* **Stated exercise**:
Work out how many lines of the data hold the string "Catenella", and reply with that number alone.

[Stored records]
════════════════════

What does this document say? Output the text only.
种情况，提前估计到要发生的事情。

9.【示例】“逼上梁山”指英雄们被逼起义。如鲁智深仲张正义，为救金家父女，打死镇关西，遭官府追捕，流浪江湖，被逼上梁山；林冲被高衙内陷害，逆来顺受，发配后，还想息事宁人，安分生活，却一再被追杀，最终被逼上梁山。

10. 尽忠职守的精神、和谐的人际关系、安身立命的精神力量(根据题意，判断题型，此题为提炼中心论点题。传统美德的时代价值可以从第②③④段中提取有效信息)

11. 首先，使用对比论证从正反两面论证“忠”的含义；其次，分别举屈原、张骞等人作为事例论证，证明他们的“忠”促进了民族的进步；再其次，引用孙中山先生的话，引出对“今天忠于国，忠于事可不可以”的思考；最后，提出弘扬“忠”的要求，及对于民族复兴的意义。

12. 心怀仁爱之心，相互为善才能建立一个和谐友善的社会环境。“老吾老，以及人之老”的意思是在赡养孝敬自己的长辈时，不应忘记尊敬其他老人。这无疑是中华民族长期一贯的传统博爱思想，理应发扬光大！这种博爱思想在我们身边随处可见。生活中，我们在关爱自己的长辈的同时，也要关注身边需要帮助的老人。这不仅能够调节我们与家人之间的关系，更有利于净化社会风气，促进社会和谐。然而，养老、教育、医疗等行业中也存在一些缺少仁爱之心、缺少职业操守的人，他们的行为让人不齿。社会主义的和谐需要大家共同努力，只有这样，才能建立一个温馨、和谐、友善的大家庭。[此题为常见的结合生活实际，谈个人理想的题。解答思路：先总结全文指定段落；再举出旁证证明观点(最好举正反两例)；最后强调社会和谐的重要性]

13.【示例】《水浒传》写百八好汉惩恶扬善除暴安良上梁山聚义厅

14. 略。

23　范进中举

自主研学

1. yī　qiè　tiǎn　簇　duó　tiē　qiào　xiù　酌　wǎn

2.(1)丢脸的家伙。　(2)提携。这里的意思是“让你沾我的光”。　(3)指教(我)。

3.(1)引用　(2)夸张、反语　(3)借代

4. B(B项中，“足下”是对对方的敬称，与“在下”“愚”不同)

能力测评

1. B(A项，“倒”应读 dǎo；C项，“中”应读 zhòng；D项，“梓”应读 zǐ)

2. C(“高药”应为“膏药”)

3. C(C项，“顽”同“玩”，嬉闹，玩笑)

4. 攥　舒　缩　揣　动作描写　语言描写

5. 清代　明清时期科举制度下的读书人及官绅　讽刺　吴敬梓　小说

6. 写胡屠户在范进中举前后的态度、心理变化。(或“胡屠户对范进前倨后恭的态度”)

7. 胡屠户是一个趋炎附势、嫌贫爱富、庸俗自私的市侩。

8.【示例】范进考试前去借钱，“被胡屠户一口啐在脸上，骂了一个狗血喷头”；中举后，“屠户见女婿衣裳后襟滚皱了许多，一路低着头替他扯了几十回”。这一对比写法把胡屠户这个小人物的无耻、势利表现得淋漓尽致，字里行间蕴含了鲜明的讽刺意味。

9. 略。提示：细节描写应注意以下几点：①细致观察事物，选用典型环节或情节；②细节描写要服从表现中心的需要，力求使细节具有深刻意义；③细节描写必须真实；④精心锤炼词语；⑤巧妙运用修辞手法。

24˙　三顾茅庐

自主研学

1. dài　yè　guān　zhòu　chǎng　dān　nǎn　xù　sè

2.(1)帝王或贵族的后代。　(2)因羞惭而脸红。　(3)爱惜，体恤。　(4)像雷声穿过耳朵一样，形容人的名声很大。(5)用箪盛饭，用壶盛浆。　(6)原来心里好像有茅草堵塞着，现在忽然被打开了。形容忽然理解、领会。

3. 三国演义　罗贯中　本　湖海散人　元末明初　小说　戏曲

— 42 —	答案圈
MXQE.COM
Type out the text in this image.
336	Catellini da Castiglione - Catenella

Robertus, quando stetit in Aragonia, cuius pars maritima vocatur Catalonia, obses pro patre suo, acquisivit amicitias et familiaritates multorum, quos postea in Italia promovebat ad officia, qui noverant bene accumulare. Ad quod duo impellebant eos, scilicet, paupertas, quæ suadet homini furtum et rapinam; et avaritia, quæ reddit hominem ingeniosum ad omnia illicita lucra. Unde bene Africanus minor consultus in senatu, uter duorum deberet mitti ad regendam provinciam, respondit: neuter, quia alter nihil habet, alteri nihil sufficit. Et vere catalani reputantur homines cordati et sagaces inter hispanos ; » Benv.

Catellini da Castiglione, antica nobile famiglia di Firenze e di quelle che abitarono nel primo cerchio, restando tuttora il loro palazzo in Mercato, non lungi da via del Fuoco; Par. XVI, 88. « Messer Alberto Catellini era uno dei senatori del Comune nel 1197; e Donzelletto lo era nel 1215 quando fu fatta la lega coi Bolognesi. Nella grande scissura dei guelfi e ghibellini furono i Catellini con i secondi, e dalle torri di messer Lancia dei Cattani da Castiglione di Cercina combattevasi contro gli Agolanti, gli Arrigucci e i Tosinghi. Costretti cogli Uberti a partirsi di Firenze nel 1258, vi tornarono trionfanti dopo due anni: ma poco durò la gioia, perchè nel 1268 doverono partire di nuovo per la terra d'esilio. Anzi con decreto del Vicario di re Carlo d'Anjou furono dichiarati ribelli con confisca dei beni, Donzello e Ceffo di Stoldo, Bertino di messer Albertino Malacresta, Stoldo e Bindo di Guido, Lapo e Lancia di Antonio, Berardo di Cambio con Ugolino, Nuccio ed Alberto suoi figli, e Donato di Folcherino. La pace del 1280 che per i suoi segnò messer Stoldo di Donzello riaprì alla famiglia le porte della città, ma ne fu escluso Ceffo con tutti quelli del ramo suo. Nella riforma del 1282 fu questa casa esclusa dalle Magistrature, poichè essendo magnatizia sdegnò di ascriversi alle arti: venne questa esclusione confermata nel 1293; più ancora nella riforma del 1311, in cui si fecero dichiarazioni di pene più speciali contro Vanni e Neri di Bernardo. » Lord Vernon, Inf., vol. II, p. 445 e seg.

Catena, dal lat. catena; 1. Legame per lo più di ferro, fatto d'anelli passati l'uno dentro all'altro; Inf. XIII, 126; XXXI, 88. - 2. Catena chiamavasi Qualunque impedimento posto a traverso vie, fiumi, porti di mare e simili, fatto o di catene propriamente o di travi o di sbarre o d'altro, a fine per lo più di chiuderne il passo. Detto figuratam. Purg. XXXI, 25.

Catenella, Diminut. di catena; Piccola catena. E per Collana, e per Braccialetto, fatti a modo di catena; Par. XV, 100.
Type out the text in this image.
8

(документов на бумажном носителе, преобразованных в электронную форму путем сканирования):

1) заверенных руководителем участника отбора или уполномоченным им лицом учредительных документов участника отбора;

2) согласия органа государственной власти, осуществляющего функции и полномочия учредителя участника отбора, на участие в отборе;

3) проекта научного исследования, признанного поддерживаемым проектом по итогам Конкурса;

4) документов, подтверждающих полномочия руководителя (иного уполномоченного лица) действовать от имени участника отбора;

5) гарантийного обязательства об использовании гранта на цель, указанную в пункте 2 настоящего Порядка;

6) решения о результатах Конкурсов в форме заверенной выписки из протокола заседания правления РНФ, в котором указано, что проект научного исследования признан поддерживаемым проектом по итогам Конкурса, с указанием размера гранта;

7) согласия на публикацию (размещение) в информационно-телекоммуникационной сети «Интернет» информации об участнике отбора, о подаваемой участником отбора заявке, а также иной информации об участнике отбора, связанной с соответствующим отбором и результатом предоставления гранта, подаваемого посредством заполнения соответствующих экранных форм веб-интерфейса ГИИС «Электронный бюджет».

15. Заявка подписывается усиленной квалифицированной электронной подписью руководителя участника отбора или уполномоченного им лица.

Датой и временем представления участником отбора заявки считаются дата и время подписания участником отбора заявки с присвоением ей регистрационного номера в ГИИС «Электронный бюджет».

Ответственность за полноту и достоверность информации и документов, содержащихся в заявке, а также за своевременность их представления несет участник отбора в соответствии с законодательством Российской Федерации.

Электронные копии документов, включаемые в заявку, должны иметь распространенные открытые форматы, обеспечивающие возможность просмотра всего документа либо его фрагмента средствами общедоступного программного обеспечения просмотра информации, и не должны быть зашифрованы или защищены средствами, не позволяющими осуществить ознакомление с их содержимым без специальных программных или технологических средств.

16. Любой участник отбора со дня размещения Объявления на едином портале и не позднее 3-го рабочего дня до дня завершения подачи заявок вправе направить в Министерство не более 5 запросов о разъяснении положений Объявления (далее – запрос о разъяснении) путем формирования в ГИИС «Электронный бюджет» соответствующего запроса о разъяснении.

════════════════════

* **Final result**:
2